INFORMATION SHOWN ▸
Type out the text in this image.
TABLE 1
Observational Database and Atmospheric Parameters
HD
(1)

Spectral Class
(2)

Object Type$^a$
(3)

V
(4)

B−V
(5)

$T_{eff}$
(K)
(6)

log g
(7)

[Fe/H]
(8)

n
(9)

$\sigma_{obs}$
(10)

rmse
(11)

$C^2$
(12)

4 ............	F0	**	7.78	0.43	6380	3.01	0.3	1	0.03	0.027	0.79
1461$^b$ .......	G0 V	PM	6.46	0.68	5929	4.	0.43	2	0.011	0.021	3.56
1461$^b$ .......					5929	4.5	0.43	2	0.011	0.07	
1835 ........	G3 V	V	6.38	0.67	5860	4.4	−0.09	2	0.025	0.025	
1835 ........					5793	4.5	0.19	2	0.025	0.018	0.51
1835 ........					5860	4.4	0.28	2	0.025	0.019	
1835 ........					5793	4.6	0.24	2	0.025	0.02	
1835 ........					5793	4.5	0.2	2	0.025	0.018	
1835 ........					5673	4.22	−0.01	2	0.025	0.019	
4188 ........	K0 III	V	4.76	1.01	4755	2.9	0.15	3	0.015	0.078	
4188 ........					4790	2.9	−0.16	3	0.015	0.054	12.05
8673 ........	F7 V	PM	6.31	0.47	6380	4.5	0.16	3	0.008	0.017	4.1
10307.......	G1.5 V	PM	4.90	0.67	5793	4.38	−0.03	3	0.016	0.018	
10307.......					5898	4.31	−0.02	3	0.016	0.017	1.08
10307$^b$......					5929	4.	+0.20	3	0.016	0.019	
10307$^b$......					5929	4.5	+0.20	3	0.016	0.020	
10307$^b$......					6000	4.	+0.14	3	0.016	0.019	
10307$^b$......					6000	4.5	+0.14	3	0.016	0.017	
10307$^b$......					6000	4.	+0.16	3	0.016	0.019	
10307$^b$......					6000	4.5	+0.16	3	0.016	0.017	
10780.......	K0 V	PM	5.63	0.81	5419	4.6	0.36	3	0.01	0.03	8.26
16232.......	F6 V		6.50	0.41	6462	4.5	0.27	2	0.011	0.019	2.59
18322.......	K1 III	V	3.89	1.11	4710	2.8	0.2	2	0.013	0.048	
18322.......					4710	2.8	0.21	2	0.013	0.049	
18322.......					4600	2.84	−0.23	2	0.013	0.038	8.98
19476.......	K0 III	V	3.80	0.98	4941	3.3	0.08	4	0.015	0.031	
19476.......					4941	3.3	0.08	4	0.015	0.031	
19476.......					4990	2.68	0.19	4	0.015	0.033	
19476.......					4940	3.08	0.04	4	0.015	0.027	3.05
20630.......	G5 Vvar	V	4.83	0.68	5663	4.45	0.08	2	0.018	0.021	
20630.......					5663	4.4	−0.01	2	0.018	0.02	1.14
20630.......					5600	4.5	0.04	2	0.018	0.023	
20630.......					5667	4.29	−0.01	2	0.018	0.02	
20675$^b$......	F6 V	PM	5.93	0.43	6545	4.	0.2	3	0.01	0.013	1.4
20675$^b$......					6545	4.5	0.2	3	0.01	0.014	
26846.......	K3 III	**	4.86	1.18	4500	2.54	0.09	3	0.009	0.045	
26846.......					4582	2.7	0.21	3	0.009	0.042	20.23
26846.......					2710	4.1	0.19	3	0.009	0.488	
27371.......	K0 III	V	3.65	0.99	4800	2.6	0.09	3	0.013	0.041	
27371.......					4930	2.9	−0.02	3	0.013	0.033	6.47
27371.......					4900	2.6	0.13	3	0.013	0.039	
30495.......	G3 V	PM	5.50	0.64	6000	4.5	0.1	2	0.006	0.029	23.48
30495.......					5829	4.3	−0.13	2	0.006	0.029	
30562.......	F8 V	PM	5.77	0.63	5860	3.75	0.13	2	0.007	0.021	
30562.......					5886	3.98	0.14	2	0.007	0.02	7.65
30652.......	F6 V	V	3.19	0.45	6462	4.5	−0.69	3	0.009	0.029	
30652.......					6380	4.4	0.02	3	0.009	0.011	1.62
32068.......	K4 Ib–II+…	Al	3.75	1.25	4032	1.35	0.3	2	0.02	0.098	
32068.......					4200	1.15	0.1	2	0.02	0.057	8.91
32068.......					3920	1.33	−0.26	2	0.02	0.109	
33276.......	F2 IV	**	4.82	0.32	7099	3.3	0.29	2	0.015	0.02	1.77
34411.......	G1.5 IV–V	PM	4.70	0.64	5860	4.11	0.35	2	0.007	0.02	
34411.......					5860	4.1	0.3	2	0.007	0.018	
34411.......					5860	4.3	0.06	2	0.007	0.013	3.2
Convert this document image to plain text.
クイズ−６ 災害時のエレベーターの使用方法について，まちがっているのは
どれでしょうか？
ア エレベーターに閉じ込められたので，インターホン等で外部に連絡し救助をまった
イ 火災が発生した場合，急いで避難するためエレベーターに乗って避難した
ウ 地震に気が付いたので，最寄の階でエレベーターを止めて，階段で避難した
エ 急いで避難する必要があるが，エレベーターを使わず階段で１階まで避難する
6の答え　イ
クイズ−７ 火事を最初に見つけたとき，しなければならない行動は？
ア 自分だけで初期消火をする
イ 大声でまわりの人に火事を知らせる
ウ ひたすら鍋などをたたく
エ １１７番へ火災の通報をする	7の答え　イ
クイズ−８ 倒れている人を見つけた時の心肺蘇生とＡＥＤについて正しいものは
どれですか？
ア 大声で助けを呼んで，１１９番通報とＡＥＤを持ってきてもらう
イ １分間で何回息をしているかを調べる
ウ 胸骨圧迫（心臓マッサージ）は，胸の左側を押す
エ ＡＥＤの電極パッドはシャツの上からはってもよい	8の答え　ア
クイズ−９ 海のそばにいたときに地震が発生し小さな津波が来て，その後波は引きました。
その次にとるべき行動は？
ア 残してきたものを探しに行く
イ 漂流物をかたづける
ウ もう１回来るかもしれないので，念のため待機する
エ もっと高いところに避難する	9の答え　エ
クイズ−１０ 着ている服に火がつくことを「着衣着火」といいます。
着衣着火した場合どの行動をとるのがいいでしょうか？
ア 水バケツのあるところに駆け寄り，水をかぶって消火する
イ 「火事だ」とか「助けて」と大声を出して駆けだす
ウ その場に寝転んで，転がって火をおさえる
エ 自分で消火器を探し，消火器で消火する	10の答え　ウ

AIM OF THE EXERCISE ▸
Report back each line of the entries that holds the string "text".

SOLUTION TO THE PROBLEM ▸
Type out the text in this image.
Convert this document image to plain text.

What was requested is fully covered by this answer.